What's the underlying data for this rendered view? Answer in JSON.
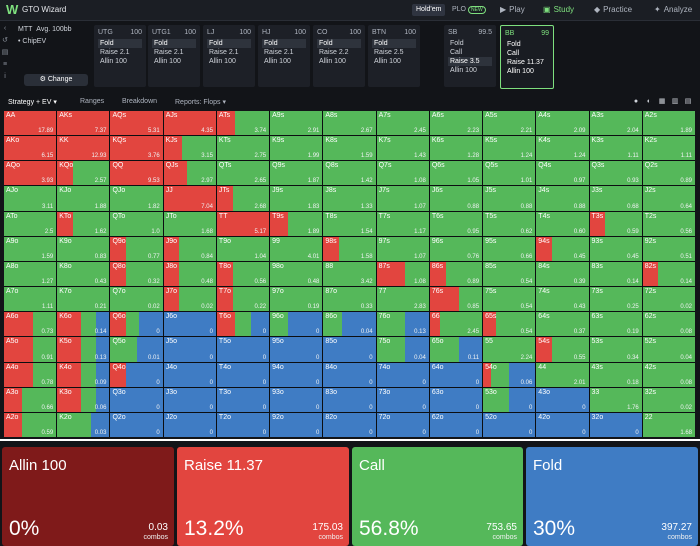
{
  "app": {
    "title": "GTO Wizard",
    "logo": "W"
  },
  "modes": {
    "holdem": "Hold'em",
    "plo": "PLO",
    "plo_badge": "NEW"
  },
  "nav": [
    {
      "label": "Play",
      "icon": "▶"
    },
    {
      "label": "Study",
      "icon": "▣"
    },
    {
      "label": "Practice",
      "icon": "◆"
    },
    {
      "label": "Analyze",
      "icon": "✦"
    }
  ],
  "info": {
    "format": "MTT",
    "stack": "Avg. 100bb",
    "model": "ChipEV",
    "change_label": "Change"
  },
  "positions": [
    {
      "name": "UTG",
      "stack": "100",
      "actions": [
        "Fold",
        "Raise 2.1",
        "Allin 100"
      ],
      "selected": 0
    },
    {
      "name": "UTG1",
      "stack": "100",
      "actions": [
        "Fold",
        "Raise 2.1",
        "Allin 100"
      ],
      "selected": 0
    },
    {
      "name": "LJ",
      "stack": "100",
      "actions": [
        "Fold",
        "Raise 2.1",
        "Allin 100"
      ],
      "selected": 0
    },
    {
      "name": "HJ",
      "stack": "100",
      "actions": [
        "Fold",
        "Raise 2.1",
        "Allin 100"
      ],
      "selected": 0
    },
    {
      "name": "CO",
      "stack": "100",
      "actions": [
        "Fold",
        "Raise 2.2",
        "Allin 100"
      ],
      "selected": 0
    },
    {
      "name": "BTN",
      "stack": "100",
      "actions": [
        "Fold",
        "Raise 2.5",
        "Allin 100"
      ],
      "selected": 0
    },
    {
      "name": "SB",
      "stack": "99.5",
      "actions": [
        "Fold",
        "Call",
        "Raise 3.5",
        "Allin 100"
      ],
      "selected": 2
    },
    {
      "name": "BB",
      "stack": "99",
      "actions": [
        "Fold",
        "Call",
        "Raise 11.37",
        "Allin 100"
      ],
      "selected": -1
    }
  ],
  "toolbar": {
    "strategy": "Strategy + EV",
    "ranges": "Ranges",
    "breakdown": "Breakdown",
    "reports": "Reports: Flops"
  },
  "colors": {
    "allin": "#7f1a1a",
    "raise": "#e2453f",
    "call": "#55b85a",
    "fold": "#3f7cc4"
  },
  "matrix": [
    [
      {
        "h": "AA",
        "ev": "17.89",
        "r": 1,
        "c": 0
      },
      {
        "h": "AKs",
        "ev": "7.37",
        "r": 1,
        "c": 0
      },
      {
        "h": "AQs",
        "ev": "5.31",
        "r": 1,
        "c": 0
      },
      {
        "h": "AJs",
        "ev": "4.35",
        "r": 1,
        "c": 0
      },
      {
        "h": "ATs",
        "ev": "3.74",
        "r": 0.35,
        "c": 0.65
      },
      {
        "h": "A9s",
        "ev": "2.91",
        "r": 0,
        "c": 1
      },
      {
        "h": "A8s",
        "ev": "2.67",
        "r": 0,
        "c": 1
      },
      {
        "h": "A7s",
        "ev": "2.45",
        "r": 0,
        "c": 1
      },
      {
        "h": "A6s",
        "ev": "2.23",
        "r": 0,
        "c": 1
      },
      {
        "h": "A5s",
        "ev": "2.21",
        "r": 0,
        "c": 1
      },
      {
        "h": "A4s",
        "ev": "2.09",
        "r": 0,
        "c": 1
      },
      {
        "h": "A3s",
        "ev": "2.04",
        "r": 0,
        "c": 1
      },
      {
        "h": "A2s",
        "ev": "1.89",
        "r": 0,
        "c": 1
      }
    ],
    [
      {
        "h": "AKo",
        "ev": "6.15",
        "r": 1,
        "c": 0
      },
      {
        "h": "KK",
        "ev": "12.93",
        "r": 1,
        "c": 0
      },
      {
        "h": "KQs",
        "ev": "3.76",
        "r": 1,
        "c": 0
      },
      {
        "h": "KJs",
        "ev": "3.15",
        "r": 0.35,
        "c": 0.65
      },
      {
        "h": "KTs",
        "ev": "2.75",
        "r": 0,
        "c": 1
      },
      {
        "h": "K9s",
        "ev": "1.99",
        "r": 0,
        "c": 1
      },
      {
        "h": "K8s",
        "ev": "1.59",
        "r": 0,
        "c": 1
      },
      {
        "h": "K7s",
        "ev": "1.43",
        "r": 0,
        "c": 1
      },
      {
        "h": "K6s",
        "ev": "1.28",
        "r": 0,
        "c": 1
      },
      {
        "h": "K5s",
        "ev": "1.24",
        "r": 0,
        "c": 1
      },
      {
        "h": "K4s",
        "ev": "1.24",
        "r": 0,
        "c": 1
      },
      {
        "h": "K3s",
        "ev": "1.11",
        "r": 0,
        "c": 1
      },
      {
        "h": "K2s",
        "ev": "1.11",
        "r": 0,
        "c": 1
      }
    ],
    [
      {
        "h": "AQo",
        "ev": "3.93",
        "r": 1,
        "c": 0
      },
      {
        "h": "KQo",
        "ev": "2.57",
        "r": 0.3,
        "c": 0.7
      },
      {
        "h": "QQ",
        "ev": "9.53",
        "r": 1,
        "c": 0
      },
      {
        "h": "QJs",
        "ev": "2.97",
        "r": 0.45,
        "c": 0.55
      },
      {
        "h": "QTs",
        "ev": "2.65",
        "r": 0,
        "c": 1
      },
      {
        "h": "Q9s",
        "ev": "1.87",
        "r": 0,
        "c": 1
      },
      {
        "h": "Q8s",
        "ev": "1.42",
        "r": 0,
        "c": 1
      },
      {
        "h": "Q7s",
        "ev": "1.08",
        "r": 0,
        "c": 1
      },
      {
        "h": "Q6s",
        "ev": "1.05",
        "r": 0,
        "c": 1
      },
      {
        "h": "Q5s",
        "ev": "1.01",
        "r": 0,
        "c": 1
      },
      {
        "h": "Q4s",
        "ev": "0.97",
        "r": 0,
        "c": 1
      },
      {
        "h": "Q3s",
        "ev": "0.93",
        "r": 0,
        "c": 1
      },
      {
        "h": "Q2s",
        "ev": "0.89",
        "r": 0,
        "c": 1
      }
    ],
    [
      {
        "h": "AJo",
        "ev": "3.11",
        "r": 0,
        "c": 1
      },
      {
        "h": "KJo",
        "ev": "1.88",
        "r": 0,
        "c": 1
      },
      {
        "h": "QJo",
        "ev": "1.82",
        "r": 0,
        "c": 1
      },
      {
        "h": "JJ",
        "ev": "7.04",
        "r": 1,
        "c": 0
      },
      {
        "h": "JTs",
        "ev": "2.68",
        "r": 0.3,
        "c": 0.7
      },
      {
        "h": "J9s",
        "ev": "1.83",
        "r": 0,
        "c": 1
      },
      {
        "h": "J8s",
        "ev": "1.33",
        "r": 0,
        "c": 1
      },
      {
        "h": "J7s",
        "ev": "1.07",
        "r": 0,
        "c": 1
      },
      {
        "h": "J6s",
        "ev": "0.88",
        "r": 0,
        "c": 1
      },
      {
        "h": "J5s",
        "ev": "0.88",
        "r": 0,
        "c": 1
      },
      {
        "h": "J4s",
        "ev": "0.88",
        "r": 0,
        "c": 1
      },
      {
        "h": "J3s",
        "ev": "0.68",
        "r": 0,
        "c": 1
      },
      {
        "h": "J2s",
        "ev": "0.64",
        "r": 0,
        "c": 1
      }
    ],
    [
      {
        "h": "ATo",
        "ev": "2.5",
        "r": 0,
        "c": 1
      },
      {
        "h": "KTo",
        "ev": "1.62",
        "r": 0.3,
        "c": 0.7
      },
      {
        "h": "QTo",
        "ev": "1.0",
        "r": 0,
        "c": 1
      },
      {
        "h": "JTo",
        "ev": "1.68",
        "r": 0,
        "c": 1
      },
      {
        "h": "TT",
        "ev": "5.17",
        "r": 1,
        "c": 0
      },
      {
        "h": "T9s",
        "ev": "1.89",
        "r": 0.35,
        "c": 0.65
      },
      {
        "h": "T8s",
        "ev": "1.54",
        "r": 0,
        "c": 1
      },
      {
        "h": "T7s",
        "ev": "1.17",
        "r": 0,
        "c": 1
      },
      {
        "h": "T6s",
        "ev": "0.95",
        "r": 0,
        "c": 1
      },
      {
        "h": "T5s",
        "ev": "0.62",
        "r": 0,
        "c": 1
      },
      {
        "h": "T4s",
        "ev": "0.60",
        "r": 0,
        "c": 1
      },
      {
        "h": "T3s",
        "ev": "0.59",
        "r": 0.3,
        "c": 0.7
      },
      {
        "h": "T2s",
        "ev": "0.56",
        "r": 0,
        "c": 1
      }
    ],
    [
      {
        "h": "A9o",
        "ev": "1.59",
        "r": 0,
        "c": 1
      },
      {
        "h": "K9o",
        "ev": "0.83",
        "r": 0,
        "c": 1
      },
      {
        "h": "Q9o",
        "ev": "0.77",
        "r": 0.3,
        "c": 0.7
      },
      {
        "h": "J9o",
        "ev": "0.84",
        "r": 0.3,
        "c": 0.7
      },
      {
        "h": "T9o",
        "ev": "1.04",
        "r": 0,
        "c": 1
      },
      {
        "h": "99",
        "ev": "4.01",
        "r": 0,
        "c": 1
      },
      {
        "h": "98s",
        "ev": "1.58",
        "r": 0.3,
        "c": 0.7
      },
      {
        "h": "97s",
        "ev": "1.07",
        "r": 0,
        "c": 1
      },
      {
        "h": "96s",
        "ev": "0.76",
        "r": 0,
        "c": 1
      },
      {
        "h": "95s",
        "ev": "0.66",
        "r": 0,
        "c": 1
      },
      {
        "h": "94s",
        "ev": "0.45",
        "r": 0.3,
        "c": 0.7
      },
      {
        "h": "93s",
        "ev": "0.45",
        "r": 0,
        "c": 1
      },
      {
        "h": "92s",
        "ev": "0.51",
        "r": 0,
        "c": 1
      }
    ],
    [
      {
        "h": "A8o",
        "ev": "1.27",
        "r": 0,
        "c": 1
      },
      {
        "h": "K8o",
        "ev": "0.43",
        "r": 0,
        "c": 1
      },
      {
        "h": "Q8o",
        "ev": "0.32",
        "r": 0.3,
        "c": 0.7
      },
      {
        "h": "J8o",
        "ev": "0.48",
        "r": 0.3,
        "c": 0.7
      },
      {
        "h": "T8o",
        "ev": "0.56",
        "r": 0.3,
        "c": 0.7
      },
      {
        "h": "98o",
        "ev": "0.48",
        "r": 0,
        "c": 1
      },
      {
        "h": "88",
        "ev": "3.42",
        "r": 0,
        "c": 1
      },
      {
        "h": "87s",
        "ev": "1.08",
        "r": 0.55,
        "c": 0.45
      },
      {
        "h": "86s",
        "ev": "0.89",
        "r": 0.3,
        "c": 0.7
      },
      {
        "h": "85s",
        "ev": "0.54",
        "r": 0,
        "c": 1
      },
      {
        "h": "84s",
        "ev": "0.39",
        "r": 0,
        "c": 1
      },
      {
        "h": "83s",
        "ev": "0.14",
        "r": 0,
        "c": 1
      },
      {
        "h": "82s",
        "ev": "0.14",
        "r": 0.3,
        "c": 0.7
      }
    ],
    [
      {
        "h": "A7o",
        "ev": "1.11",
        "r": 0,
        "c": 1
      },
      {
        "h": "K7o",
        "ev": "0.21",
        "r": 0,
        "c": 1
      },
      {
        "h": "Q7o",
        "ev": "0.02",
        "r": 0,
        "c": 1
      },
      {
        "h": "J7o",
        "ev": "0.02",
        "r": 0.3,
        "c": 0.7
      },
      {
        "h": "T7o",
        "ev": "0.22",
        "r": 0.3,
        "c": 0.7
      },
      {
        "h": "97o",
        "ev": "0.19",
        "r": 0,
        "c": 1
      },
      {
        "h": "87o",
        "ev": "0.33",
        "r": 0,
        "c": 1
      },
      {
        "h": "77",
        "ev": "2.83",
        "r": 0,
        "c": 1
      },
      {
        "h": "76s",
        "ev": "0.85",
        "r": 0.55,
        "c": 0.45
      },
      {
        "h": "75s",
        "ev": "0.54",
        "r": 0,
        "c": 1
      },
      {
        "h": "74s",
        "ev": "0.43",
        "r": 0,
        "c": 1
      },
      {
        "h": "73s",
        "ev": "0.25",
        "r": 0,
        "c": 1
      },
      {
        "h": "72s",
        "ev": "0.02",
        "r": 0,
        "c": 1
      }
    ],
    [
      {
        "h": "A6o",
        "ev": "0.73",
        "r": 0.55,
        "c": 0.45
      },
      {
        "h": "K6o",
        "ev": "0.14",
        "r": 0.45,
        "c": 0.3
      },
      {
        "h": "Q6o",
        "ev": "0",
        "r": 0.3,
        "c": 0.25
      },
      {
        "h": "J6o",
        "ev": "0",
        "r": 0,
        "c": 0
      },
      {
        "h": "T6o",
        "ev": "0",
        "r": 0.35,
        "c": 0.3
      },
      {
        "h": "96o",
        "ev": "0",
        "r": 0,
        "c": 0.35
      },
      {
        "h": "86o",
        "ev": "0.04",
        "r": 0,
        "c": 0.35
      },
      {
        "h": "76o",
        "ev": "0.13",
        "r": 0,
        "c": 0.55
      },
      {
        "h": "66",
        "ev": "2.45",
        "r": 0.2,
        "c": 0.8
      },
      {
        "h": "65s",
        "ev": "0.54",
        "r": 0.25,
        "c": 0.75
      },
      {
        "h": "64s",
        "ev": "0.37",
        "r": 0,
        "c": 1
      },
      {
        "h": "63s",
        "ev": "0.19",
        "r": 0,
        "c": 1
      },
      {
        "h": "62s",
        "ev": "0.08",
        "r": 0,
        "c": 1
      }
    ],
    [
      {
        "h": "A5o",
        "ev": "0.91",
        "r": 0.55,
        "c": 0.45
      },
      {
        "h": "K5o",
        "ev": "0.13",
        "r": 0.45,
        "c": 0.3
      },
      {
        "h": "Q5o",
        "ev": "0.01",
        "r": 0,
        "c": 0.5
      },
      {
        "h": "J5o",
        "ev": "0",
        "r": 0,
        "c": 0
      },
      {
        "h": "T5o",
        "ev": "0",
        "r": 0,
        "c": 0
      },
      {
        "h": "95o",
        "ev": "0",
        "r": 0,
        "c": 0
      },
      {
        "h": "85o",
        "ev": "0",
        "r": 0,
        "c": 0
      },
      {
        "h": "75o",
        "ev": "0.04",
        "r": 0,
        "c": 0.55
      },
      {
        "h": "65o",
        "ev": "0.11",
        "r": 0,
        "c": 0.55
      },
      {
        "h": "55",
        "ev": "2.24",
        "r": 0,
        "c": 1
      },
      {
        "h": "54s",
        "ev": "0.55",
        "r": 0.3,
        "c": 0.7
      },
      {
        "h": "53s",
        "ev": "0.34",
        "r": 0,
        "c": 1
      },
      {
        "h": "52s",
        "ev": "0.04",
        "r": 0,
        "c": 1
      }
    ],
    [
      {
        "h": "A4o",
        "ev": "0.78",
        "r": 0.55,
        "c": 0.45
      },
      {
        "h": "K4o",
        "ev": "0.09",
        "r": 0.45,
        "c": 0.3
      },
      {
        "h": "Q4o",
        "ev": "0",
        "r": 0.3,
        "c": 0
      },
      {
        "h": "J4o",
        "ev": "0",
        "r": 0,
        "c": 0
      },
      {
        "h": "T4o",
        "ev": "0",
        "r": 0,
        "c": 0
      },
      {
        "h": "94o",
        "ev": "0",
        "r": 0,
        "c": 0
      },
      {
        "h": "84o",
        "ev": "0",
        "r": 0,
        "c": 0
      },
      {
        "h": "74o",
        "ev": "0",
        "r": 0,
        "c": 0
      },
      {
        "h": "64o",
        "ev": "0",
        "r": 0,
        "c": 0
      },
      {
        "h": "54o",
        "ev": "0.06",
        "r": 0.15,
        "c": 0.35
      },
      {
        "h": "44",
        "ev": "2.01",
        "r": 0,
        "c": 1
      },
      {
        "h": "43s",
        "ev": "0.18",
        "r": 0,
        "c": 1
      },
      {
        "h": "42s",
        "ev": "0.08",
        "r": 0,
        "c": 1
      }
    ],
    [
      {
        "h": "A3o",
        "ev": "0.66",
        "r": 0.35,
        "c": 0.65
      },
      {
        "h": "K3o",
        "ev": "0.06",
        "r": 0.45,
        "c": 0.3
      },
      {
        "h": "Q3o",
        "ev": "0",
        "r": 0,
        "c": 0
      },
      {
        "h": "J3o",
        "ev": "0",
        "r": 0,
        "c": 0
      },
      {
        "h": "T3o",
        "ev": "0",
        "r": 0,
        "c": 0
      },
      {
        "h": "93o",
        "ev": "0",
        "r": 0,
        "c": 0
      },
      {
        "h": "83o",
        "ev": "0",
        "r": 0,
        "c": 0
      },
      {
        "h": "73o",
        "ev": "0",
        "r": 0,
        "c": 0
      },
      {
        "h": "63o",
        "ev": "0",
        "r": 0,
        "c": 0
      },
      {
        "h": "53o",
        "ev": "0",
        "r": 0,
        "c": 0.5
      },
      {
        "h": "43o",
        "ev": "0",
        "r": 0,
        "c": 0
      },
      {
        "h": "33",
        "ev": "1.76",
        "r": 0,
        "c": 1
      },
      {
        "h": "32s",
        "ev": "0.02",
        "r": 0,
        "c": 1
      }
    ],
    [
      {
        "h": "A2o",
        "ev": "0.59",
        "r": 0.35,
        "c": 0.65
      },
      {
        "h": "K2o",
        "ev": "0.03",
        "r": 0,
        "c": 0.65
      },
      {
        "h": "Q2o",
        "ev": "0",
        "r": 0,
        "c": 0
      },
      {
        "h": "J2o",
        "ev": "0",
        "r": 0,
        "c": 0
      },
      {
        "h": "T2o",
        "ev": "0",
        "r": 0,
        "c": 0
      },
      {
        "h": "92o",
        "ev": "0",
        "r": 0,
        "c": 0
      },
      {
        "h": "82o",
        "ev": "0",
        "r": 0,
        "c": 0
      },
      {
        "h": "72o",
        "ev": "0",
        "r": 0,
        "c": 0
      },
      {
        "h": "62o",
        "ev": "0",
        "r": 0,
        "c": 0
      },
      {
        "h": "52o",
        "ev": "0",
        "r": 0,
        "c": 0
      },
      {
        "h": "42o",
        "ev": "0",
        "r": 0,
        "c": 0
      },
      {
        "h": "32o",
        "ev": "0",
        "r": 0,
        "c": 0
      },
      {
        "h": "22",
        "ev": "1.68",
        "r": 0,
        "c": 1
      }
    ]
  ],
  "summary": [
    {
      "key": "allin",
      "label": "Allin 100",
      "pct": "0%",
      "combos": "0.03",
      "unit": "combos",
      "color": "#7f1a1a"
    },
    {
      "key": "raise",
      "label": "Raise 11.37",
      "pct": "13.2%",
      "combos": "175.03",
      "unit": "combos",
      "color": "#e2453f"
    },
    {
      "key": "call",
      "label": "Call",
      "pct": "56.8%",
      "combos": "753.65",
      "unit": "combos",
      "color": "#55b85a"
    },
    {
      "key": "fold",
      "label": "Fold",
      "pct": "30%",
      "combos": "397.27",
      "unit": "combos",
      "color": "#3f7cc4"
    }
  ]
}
----
Stated goal: Sift through the entries and copy every line with "name".

Written solution:
      "name": "UTG",
      "name": "UTG1",
      "name": "LJ",
      "name": "HJ",
      "name": "CO",
      "name": "BTN",
      "name": "SB",
      "name": "BB",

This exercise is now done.